# [TASK ITEM]
All the entries below should be reproduced exactly.

# [INFORMATION PROVIDED]
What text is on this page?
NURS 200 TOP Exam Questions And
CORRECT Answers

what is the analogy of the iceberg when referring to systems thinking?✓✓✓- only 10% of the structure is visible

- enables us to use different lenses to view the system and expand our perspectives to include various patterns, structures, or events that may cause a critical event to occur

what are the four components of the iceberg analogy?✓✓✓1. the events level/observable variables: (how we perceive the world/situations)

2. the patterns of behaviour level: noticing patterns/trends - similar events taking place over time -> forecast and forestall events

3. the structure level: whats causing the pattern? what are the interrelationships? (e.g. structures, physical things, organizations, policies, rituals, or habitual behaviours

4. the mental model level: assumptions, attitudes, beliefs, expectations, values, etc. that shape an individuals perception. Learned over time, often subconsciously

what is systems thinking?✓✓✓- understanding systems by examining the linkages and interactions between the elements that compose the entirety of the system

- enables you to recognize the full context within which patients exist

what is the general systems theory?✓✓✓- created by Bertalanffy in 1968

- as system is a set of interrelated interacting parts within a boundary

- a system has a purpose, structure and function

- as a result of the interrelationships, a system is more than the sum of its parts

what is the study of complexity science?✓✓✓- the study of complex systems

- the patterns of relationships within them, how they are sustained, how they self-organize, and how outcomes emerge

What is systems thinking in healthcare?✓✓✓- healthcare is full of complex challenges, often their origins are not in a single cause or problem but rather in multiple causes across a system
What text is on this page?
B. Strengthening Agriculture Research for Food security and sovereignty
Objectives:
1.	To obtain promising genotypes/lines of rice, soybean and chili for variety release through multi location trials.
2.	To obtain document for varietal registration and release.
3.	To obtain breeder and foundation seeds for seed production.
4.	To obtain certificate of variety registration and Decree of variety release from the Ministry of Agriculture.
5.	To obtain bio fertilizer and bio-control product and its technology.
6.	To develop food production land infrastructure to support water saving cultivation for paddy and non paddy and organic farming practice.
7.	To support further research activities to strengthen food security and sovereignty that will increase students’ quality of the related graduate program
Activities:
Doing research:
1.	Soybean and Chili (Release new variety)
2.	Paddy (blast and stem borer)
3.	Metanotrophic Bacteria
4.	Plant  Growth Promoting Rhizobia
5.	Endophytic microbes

# [REPLY TO THE TASK]
What text is on this page?
NURS 200 TOP Exam Questions And
CORRECT Answers

what is the analogy of the iceberg when referring to systems thinking?✓✓✓- only 10% of the structure is visible

- enables us to use different lenses to view the system and expand our perspectives to include various patterns, structures, or events that may cause a critical event to occur

what are the four components of the iceberg analogy?✓✓✓1. the events level/observable variables: (how we perceive the world/situations)

2. the patterns of behaviour level: noticing patterns/trends - similar events taking place over time -> forecast and forestall events

3. the structure level: whats causing the pattern? what are the interrelationships? (e.g. structures, physical things, organizations, policies, rituals, or habitual behaviours

4. the mental model level: assumptions, attitudes, beliefs, expectations, values, etc. that shape an individuals perception. Learned over time, often subconsciously

what is systems thinking?✓✓✓- understanding systems by examining the linkages and interactions between the elements that compose the entirety of the system

- enables you to recognize the full context within which patients exist

what is the general systems theory?✓✓✓- created by Bertalanffy in 1968

- as system is a set of interrelated interacting parts within a boundary

- a system has a purpose, structure and function

- as a result of the interrelationships, a system is more than the sum of its parts

what is the study of complexity science?✓✓✓- the study of complex systems

- the patterns of relationships within them, how they are sustained, how they self-organize, and how outcomes emerge

What is systems thinking in healthcare?✓✓✓- healthcare is full of complex challenges, often their origins are not in a single cause or problem but rather in multiple causes across a system
What text is on this page?
B. Strengthening Agriculture Research for Food security and sovereignty
Objectives:
1.	To obtain promising genotypes/lines of rice, soybean and chili for variety release through multi location trials.
2.	To obtain document for varietal registration and release.
3.	To obtain breeder and foundation seeds for seed production.
4.	To obtain certificate of variety registration and Decree of variety release from the Ministry of Agriculture.
5.	To obtain bio fertilizer and bio-control product and its technology.
6.	To develop food production land infrastructure to support water saving cultivation for paddy and non paddy and organic farming practice.
7.	To support further research activities to strengthen food security and sovereignty that will increase students’ quality of the related graduate program
Activities:
Doing research:
1.	Soybean and Chili (Release new variety)
2.	Paddy (blast and stem borer)
3.	Metanotrophic Bacteria
4.	Plant  Growth Promoting Rhizobia
5.	Endophytic microbes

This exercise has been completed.